## WORK TO BE COMPLETED
Output the material below unchanged, apart from leaving out the pictures.

[begin RAW DATA]

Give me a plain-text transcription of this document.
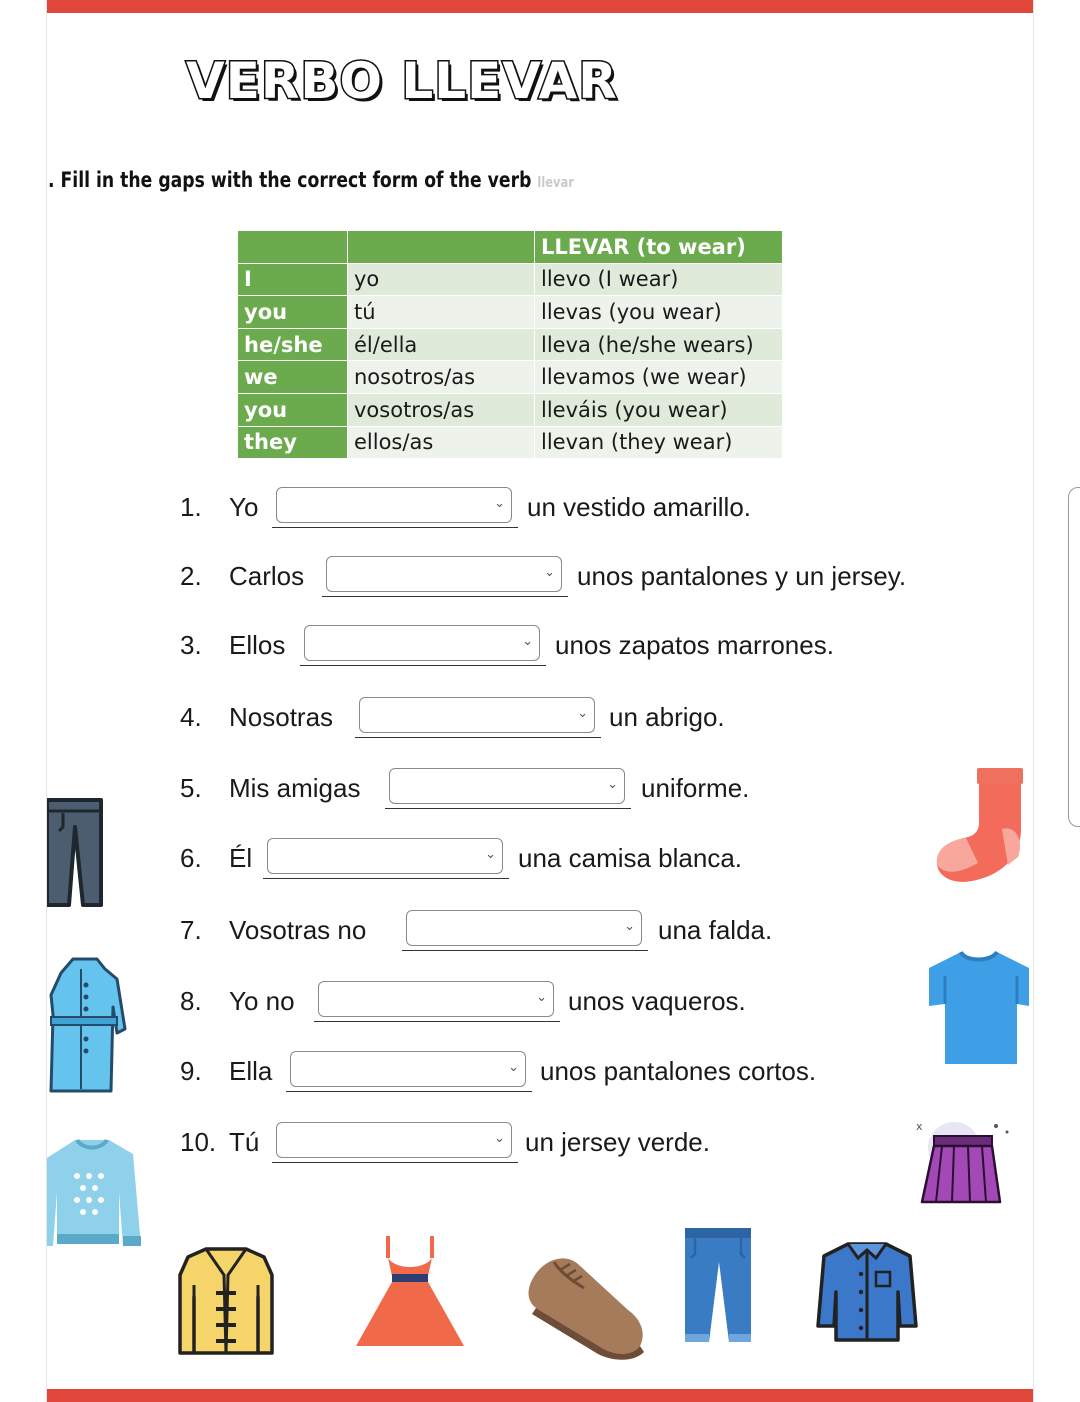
VERBO LLEVAR
. Fill in the gaps with the correct form of the verb llevar
		LLEVAR (to wear)
I	yo	llevo (I wear)
you	tú	llevas (you wear)
he/she	él/ella	lleva (he/she wears)
we	nosotros/as	llevamos (we wear)
you	vosotros/as	lleváis (you wear)
they	ellos/as	llevan (they wear)
1. Yo	⌄ un vestido amarillo.
2. Carlos	⌄ unos pantalones y un jersey.
3. Ellos	⌄ unos zapatos marrones.
4. Nosotras	⌄ un abrigo.
5. Mis amigas	⌄ uniforme.
6. Él	⌄ una camisa blanca.
7. Vosotras no	⌄ una falda.
8. Yo no	⌄ unos vaqueros.
9. Ella	⌄ unos pantalones cortos.
10. Tú	⌄ un jersey verde.
x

[end RAW DATA]

## SOLUTION TO THE PROBLEM
Give me a plain-text transcription of this document.
VERBO LLEVAR
. Fill in the gaps with the correct form of the verb llevar
		LLEVAR (to wear)
I	yo	llevo (I wear)
you	tú	llevas (you wear)
he/she	él/ella	lleva (he/she wears)
we	nosotros/as	llevamos (we wear)
you	vosotros/as	lleváis (you wear)
they	ellos/as	llevan (they wear)
1. Yo	⌄ un vestido amarillo.
2. Carlos	⌄ unos pantalones y un jersey.
3. Ellos	⌄ unos zapatos marrones.
4. Nosotras	⌄ un abrigo.
5. Mis amigas	⌄ uniforme.
6. Él	⌄ una camisa blanca.
7. Vosotras no	⌄ una falda.
8. Yo no	⌄ unos vaqueros.
9. Ella	⌄ unos pantalones cortos.
10. Tú	⌄ un jersey verde.
x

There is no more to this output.